Quais linhas da listagem abaixo contêm a palavra "Remaining"? Reúna todas elas, copiando cada uma por inteiro.

Registros de uma coleção
::::::::
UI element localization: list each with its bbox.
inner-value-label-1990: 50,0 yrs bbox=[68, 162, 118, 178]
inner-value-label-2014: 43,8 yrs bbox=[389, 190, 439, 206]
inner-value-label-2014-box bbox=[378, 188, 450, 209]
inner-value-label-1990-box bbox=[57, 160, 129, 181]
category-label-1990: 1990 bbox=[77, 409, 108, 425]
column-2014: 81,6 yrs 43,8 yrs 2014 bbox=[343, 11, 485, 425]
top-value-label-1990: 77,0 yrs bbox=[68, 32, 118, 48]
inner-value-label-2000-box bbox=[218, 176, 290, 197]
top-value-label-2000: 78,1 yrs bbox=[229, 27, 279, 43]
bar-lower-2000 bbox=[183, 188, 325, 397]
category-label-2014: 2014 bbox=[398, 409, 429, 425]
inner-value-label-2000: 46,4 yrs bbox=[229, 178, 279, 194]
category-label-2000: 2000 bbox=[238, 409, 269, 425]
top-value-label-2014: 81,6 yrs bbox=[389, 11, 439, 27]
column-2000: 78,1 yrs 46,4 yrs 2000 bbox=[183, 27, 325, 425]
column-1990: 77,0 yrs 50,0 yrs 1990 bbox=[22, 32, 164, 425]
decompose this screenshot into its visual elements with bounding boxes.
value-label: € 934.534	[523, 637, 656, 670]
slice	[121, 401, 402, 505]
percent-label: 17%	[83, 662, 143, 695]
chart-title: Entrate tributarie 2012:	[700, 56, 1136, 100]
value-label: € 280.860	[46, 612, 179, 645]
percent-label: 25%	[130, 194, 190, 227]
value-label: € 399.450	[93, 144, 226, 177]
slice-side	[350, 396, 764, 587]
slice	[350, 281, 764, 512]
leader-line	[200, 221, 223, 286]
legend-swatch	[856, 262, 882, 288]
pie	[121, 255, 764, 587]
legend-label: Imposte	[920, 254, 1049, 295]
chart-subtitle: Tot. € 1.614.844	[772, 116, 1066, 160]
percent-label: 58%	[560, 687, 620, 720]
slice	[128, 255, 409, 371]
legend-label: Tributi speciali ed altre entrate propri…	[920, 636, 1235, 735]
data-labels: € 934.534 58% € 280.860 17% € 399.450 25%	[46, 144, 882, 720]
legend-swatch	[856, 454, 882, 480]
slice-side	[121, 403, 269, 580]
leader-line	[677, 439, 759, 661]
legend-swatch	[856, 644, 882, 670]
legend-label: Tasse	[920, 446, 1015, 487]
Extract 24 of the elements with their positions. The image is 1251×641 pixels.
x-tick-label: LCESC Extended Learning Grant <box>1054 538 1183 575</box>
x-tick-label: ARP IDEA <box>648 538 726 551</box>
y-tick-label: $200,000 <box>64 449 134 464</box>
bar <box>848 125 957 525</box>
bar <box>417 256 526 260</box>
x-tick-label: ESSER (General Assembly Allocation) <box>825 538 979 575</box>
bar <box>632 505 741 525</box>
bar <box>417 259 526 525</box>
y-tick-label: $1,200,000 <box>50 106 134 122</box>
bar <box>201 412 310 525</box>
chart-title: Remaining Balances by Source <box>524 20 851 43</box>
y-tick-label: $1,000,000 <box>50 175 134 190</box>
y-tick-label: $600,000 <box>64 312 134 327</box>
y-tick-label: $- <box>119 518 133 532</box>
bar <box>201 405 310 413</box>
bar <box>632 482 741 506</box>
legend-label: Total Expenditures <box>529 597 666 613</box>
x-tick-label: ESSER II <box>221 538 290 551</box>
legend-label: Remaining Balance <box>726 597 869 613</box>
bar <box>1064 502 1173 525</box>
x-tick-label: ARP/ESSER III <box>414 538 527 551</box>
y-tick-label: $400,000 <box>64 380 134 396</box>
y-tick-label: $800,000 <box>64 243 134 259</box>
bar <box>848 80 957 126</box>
::::::::
### Resposta do exercício
chart-title: Remaining Balances by Source <box>524 20 851 43</box>
legend-label: Remaining Balance <box>726 597 869 613</box>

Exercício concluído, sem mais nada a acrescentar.